● DOCUMENT EXTRACT
▼
The Age of Masks with Few Eyes

by Linda Heron Wind, Ph.D.

We live in an age of masks. My masks were gifted to me by my ancestors - very old masks, cracking a bit from age. It took me a long time to carve out the eyes so I could see through the mask. I look in the mirror and I see my eyes looking back through the holes I have carved. That is how I know that the mask is still in place. When there were no holes I thought I was the mask.


False faces are worn to hide what is real. Where do we ever get such crazy ideas that we must hide what is real? A story I like is that our parents place these false faces on us when we are babies sleeping. We tear them off as soon as we wake but after awhile they start to feel comfortable and we forget to take them off. Then finally we don't even notice that they are there.


These false faces make our parents happy! They want us to be one of them - to belong to the false face society. Native people had such societies formalized in their culture to remind them not to accept such faces that rob us of our authenticity and uniqueness. But our culture condones their use, even demands it. So not many of us escape but some have carved out the eyes and even fewer have learned to take off the masks.
▲
● GOALS
#1 In the essay on masks, copy the passage from "by Linda Heron" to "they are there.", swapping "mirror" for "glass".
#2 Based on the essay on masks, is each statement true? Answer yes or no and quote the words that decide it. (a) The masks were passed down from ancestors. (b) Native people's societies urged their members to accept false faces. (c) Our culture discourages wearing false faces.

● STORED RECORDS
▼
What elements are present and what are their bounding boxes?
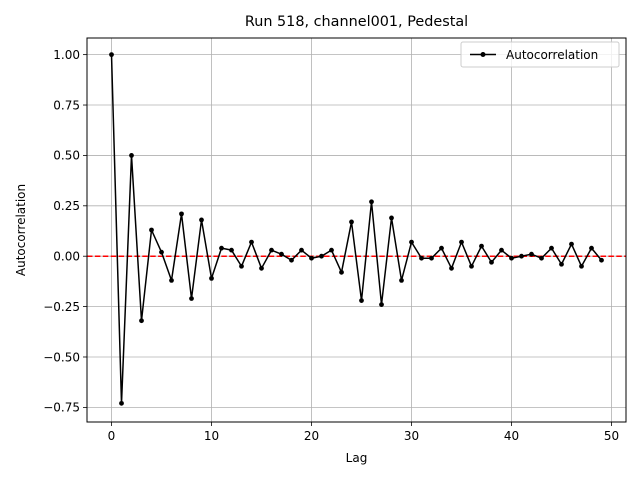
data-point	[499, 247, 504, 253]
data-point	[479, 243, 484, 249]
y-tick-label: −0.75	[43, 401, 80, 415]
data-point	[329, 247, 334, 253]
data-point	[249, 239, 254, 245]
data-point	[519, 253, 524, 259]
y-tick-label: 1.00	[53, 48, 80, 62]
y-tick-label: 0.50	[53, 149, 80, 163]
data-point	[539, 255, 544, 261]
x-axis-label: Lag	[346, 451, 368, 465]
data-point	[549, 245, 554, 251]
data-point	[459, 239, 464, 245]
x-tick-label: 50	[604, 429, 619, 443]
y-tick-label: −0.50	[43, 350, 80, 364]
legend-label: Autocorrelation	[506, 48, 598, 62]
data-point	[589, 245, 594, 251]
data-point	[259, 265, 264, 271]
data-point	[359, 298, 364, 303]
y-axis-label: Autocorrelation	[14, 184, 28, 276]
data-point	[139, 318, 144, 324]
data-point	[469, 263, 474, 269]
x-tick-label: 20	[304, 429, 319, 443]
x-tick-label: 30	[404, 429, 419, 443]
tick-layer: 0 10 20 30 40 50 −0.75 −0.50 −0.25 0.00 0.25 0.50 0.…	[43, 48, 619, 443]
data-point	[119, 400, 124, 406]
y-tick-label: 0.00	[53, 250, 80, 264]
data-point	[439, 245, 444, 251]
data-point	[159, 249, 164, 255]
data-point	[389, 215, 394, 221]
data-point	[339, 269, 344, 275]
data-point	[179, 211, 184, 217]
data-point	[349, 219, 354, 225]
data-point	[199, 217, 204, 223]
data-point	[559, 261, 564, 267]
data-point	[569, 241, 574, 247]
x-tick-label: 40	[504, 429, 519, 443]
series-layer	[109, 52, 604, 406]
data-point	[409, 239, 414, 245]
data-point	[239, 263, 244, 269]
data-point	[319, 253, 324, 259]
data-point	[489, 259, 494, 265]
data-point	[309, 255, 314, 261]
data-point	[209, 275, 214, 281]
data-point	[429, 255, 434, 261]
y-tick-label: 0.75	[53, 98, 80, 112]
data-point	[189, 296, 194, 301]
data-point	[169, 277, 174, 283]
data-point	[599, 257, 604, 263]
data-point	[529, 251, 534, 257]
x-tick-label: 0	[108, 429, 116, 443]
chart-title: Run 518, channel001, Pedestal	[245, 14, 468, 30]
data-point	[299, 247, 304, 253]
data-point	[129, 153, 134, 158]
data-point	[449, 265, 454, 271]
data-point	[269, 247, 274, 253]
data-point	[229, 247, 234, 253]
data-point	[219, 245, 224, 251]
data-point	[289, 257, 294, 263]
y-tick-label: 0.25	[53, 199, 80, 213]
x-tick-label: 10	[204, 429, 219, 443]
data-point	[109, 52, 114, 58]
data-point	[279, 251, 284, 257]
legend-box	[460, 41, 620, 68]
data-point	[509, 255, 514, 261]
legend-marker-swatch	[480, 52, 486, 57]
plot-frame	[86, 37, 627, 423]
data-point	[379, 302, 384, 307]
data-point	[419, 255, 424, 261]
legend: Autocorrelation	[460, 41, 620, 68]
y-tick-label: −0.25	[43, 300, 80, 314]
data-point	[369, 199, 374, 205]
data-point	[149, 227, 154, 233]
data-point	[399, 277, 404, 283]
data-point	[579, 263, 584, 269]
▲
● ANSWERS FOR THE TASKS
#1
by Linda Heron Wind, Ph.D.

We live in an age of masks. My masks were gifted to me by my ancestors - very old masks, cracking a bit from age. It took me a long time to carve out the eyes so I could see through the mask. I look in the glass and I see my eyes looking back through the holes I have carved. That is how I know that the mask is still in place. When there were no holes I thought I was the mask.


False faces are worn to hide what is real. Where do we ever get such crazy ideas that we must hide what is real? A story I like is that our parents place these false faces on us when we are babies sleeping. We tear them off as soon as we wake but after awhile they start to feel comfortable and we forget to take them off. Then finally we don't even notice that they are there.

#2
(a) Yes: "My masks were gifted to me by my ancestors"
(b) No: "to remind them not to accept such faces that rob us of our authenticity and uniqueness"
(c) No: "But our culture condones their use, even demands it."